▶ **Goal**: Every line that contains the word "field" should be copied.

_____

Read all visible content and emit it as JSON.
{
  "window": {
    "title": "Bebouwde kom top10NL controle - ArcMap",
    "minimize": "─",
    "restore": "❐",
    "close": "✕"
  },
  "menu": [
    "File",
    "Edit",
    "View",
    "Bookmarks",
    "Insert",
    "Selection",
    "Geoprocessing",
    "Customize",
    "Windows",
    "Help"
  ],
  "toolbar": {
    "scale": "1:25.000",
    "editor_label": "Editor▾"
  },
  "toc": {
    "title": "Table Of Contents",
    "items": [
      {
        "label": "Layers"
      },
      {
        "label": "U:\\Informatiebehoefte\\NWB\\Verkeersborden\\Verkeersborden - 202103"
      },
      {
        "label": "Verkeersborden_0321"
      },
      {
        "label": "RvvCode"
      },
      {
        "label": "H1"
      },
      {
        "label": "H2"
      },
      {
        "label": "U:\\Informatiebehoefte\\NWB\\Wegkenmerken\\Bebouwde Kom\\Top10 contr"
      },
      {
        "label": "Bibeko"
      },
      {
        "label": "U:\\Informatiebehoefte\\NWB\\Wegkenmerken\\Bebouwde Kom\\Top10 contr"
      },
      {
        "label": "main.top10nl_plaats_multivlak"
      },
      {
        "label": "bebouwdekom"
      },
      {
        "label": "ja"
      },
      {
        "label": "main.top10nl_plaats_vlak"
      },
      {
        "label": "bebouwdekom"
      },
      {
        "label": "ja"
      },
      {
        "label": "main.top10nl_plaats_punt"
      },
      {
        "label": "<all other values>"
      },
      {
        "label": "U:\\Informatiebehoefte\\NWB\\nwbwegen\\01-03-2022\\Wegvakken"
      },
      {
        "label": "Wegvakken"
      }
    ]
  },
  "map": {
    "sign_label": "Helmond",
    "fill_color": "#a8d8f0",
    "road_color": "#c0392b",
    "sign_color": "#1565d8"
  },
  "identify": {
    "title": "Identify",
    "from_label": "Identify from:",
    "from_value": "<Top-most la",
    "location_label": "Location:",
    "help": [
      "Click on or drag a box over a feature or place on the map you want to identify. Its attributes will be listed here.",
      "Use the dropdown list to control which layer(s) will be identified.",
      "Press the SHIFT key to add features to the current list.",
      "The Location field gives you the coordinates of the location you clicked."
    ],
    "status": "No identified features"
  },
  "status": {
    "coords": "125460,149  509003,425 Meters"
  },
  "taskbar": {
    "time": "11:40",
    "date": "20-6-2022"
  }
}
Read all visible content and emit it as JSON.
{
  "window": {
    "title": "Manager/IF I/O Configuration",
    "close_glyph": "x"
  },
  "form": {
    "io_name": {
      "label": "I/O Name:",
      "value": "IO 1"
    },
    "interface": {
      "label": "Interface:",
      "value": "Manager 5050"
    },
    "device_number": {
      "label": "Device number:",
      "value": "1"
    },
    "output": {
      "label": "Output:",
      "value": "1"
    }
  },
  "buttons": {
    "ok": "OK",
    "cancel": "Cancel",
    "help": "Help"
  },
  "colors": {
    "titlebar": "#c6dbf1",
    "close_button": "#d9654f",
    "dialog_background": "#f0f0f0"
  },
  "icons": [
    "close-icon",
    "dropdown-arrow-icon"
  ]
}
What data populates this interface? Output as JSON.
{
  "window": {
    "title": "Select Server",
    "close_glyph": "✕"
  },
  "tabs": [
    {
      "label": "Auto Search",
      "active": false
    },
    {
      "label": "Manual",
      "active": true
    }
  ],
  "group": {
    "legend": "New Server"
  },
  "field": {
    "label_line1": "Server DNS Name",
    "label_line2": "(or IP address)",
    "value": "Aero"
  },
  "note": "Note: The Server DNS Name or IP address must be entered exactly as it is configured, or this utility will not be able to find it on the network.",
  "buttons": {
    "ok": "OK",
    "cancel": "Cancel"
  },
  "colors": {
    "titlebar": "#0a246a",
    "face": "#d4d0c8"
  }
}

_____

▶ **Right answer**:
      "The Location field gives you the coordinates of the location you clicked."
  "field": {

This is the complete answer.